## Exercise brief:
Say how many lines include the word "more", using only a number.

## Supplied data:
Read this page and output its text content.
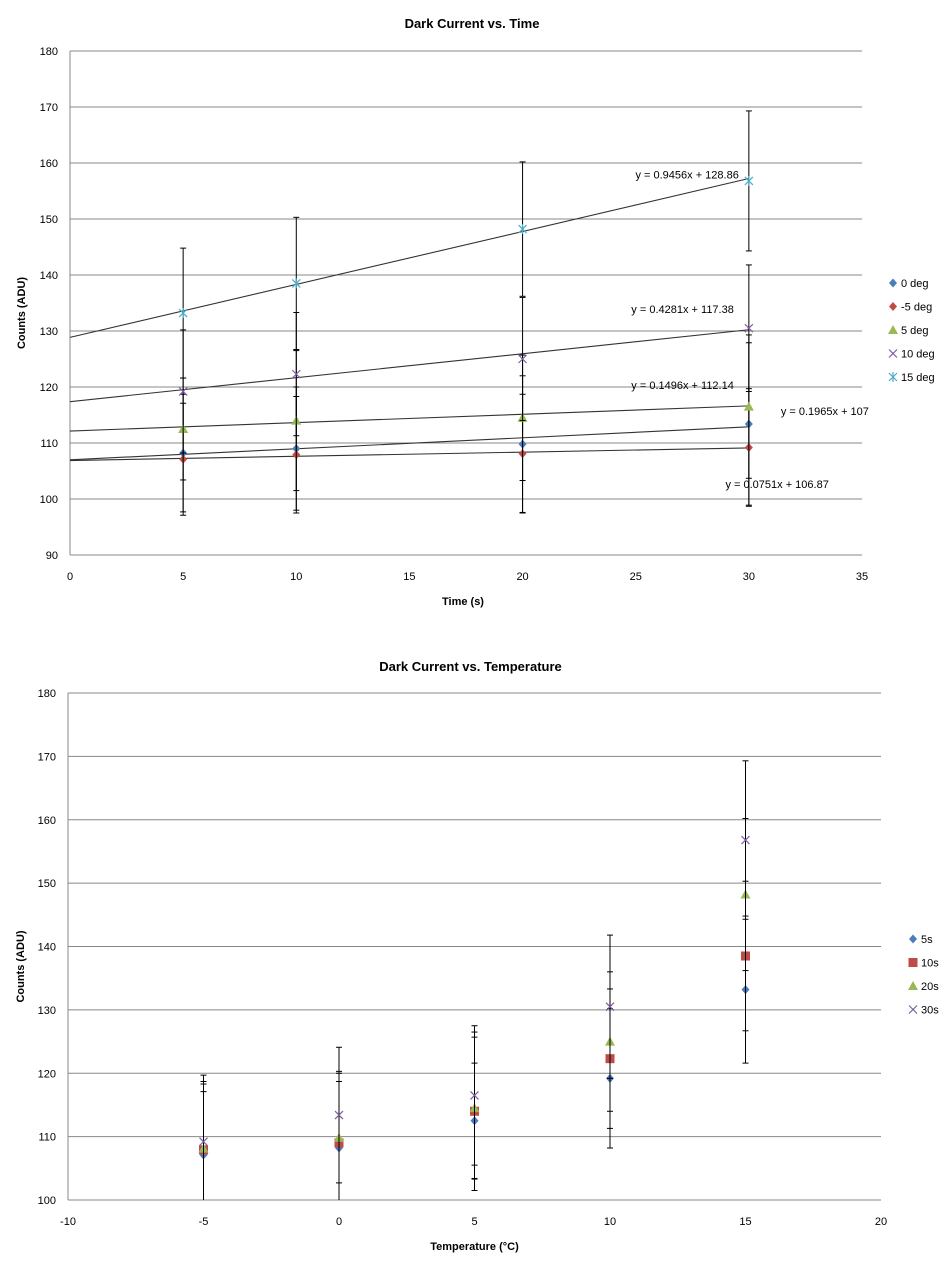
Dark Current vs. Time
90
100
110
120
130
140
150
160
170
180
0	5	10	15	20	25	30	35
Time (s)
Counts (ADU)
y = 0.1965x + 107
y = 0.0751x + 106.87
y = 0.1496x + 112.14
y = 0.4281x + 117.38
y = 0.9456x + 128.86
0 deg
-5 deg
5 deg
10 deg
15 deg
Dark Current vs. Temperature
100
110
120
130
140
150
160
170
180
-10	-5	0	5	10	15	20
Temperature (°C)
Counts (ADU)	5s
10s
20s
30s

* * *

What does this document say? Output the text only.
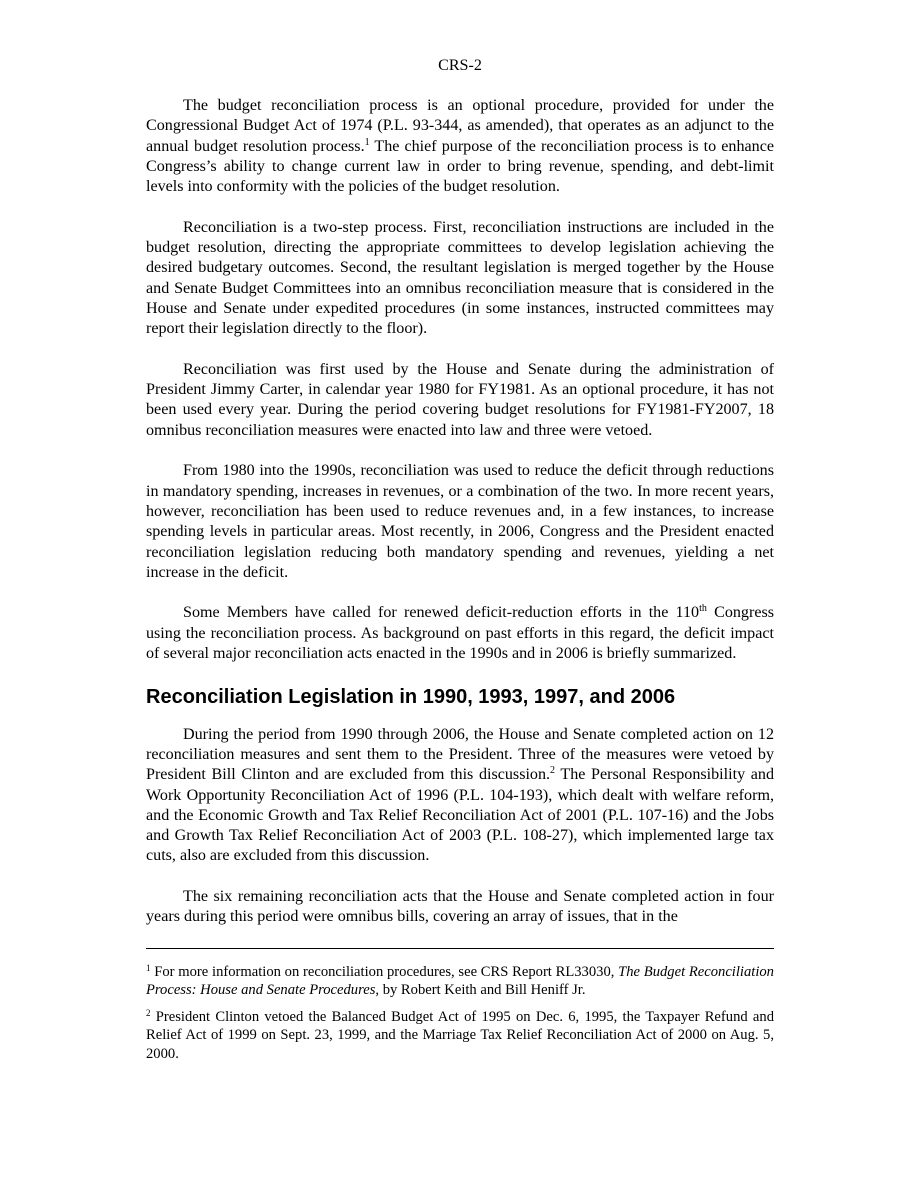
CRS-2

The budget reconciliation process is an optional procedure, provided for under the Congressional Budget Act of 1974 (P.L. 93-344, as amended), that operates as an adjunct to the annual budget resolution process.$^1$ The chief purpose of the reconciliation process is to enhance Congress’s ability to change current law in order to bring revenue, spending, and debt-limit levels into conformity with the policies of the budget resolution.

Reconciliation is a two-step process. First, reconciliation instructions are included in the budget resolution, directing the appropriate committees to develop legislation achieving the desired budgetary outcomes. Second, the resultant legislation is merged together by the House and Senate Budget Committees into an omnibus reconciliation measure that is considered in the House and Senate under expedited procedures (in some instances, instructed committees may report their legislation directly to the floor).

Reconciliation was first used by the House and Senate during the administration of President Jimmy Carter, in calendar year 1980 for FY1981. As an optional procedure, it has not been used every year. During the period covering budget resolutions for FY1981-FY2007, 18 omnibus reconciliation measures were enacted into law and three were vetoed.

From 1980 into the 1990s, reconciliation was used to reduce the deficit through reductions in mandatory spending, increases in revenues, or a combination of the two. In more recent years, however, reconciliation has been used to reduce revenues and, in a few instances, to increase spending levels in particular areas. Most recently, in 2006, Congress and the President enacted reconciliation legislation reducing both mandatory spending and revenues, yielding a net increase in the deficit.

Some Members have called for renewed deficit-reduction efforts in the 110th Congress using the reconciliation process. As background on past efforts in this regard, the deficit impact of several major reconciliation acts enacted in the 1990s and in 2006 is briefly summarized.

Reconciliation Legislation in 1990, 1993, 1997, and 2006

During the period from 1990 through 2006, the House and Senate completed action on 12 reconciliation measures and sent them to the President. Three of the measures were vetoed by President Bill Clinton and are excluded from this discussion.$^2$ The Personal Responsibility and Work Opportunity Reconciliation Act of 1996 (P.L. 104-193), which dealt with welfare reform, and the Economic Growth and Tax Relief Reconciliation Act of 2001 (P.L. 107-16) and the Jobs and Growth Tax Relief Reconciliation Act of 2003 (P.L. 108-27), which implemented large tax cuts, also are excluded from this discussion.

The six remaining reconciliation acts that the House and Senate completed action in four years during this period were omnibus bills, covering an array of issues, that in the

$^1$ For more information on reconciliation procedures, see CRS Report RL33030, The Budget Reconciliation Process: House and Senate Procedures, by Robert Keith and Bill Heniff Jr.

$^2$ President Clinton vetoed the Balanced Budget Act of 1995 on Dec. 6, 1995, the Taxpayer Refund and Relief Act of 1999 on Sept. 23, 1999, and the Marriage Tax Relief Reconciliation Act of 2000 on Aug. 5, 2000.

* * *

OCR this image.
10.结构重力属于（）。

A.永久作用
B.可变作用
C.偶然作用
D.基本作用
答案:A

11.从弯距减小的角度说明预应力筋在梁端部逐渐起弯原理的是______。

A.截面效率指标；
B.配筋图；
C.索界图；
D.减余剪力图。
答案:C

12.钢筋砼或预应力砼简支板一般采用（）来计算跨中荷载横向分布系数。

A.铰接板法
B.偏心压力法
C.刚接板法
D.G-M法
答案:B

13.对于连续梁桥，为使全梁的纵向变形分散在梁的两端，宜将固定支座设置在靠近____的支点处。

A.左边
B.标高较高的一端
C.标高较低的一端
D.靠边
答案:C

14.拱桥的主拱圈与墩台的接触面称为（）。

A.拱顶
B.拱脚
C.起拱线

## Output of the exercise:
2